:: SELECTED PASSAGE ::

Inspired: How To Create Products Customers Love

Some favorite quotes from Kindle highlights:

  • This means constantly creating new value for their customers and for their business. Not just tweaking and optimizing existing products (referred to as value capture) but, rather, developing each product to reach its full potential. Yet, many large, enterprise companies have already embarked on a slow death spiral. They become all about leveraging the value and the brand that was created many years or even decades earlier. The death of an enterprise company rarely happens overnight, and a large company can stay afloat for many years. But, make no mistake about it, the organization is sinking, and the end state is all but certain.
  • The little secret in product is that engineers are typically the best single source of innovation; yet, they are not even invited to the party in this process.
  • To summarize, these are the four critical contributions you need to bring to your team: deep knowledge (1) of your customer, (2) of the data, (3) of your business and its stakeholders, and (4) of your market and industry.
  • In the products that succeed, there is always someone like Jane, behind the scenes, working to get over each and every one of the objections, whether they’re technical, business, or anything else. Jane led the product discovery work and wrote the first spec for AdWords. Then she worked side by side with the engineers to build and launch the product, which was hugely successful.
  • Four key competencies: (1) team development, (2) product vision, (3) execution, and (4) product culture.
  • It’s usually easy to see when a company has not paid attention to the architecture when they assemble their teams—it shows up a few different ways. First, the teams feel like they are constantly fighting the architecture. Second, interdependencies between teams seem disproportionate. Third, and really because of the first two, things move slowly, and teams don’t feel very empowered.
  • I strongly prefer to provide the product team with a set of business objectives—with measurable goals—and then the team makes the calls as to what are the best ways to achieve those goals. It’s part of the larger trend in product to focus on outcome and not output.

:::
:: DATA SUPPLIED ::

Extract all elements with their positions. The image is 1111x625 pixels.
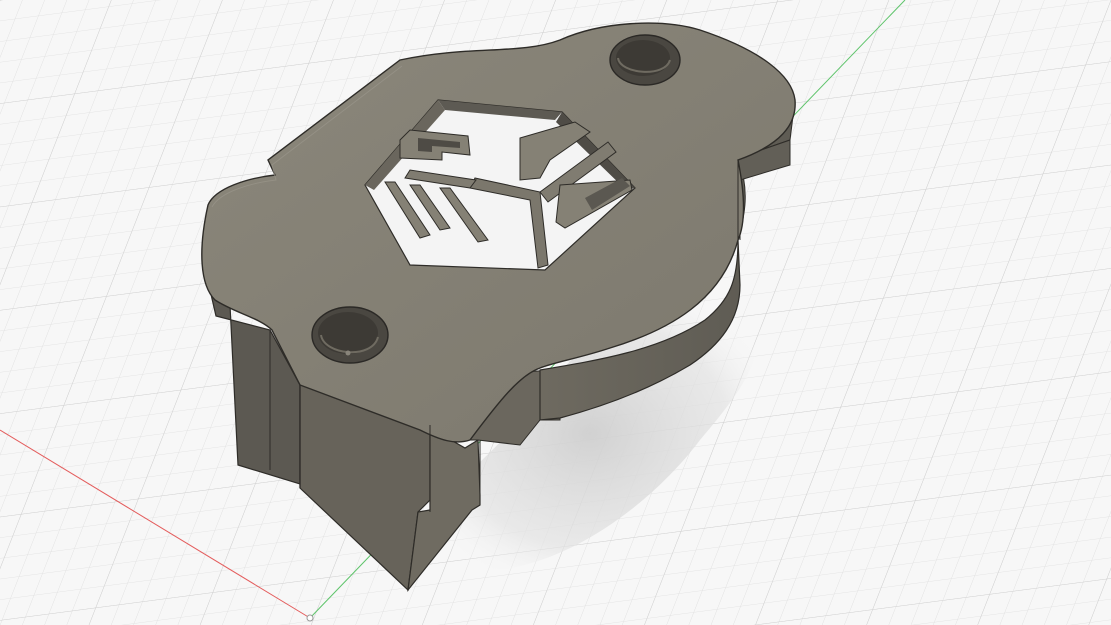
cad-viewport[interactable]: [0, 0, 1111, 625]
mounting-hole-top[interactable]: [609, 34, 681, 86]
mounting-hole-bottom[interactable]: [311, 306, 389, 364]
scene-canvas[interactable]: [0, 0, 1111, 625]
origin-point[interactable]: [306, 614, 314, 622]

:::
:: DATA SUPPLIED ::

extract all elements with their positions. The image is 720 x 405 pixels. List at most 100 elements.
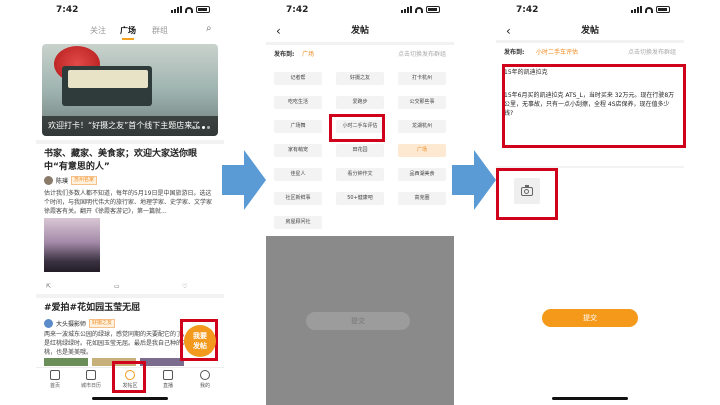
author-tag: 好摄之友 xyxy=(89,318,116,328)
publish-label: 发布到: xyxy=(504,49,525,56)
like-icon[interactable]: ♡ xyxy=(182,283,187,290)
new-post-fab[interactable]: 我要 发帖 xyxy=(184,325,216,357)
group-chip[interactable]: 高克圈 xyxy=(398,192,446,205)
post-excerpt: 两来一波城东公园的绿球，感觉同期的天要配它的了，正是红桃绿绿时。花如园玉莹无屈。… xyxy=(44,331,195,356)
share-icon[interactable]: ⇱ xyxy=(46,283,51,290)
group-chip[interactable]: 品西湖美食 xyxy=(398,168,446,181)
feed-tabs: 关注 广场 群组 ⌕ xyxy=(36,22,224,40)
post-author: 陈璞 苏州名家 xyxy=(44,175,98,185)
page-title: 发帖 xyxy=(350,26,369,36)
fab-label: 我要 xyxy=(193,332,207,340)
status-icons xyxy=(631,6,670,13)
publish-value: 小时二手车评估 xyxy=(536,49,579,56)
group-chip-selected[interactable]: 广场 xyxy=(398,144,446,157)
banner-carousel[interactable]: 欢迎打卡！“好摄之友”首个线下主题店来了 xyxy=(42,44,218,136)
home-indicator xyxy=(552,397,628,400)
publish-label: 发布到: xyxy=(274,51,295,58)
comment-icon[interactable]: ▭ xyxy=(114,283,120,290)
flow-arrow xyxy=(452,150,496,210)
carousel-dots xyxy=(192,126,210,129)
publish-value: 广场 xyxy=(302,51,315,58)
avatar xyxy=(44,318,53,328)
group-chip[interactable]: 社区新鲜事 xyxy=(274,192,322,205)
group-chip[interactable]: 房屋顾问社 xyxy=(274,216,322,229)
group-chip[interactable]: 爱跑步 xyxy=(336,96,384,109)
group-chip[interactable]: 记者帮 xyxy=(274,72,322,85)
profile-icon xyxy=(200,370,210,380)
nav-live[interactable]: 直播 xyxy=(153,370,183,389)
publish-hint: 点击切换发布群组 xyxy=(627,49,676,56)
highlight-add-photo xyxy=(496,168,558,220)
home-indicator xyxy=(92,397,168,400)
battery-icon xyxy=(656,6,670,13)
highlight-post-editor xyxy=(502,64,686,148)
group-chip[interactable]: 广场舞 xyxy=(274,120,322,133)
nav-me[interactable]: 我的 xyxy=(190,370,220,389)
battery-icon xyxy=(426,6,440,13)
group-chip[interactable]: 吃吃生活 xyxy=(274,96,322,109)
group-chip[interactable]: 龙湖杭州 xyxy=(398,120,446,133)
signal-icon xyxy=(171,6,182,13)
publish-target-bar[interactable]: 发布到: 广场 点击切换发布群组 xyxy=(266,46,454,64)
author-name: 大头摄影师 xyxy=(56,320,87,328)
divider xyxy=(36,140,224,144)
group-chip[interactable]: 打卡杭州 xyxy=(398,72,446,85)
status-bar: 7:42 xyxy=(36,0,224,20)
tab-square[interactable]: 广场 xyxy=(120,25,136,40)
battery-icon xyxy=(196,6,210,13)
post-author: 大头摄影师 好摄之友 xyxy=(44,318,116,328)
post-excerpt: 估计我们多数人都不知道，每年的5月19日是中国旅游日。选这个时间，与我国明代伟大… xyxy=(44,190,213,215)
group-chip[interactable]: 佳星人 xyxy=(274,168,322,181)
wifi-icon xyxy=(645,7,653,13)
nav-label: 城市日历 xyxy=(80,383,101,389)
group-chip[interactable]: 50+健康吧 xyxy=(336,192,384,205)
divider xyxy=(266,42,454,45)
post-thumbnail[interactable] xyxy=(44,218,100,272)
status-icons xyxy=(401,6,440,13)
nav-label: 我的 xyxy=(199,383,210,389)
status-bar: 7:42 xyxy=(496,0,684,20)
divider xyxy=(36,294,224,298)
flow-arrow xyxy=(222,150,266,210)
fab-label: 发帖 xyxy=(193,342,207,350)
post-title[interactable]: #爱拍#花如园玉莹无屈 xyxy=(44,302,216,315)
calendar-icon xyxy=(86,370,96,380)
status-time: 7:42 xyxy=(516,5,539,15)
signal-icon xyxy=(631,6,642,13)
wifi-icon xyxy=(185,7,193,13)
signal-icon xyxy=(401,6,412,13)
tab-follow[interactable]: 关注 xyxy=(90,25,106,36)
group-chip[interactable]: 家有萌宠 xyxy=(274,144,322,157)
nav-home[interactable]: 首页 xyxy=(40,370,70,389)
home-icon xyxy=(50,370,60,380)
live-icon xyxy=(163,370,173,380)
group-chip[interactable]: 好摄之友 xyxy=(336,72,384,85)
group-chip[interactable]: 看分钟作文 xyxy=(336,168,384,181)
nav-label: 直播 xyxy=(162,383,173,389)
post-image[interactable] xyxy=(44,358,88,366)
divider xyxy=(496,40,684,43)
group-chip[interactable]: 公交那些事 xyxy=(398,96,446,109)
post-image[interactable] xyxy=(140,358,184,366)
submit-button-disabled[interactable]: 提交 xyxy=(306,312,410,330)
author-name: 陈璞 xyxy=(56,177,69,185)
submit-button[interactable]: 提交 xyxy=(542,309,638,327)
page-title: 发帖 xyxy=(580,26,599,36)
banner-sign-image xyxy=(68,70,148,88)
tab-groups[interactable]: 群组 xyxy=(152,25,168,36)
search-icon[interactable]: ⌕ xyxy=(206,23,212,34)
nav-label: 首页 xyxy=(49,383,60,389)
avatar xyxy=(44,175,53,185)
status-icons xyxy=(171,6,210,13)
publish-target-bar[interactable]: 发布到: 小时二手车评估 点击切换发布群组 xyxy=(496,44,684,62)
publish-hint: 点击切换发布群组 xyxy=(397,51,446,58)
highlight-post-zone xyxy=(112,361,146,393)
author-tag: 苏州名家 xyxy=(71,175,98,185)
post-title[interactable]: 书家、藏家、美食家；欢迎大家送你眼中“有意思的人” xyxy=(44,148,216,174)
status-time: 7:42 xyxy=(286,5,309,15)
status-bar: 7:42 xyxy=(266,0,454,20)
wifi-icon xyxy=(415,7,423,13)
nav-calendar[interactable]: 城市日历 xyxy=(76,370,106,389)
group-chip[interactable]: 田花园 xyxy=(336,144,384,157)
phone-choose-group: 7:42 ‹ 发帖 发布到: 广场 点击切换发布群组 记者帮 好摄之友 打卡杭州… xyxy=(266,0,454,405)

:::

◆ EXERCISE TASK 1:
Return the part of the Inspired highlights starting at "Some favorite quotes" and ending at "in this process.".
◆ EXERCISE TASK 2:
Answer these questions from the Inspired highlights:
(a) Who is typically the best single source of innovation in product?
(b) What product did Jane write the first spec for?
(c) What are the four key competencies listed?

◆ SOLUTION 1:
Some favorite quotes from Kindle highlights:

  • This means constantly creating new value for their customers and for their business. Not just tweaking and optimizing existing products (referred to as value capture) but, rather, developing each product to reach its full potential. Yet, many large, enterprise companies have already embarked on a slow death spiral. They become all about leveraging the value and the brand that was created many years or even decades earlier. The death of an enterprise company rarely happens overnight, and a large company can stay afloat for many years. But, make no mistake about it, the organization is sinking, and the end state is all but certain.
  • The little secret in product is that engineers are typically the best single source of innovation; yet, they are not even invited to the party in this process.

◆ SOLUTION 2:
(a) Engineers.
(b) AdWords.
(c) Team development, product vision, execution, and product culture.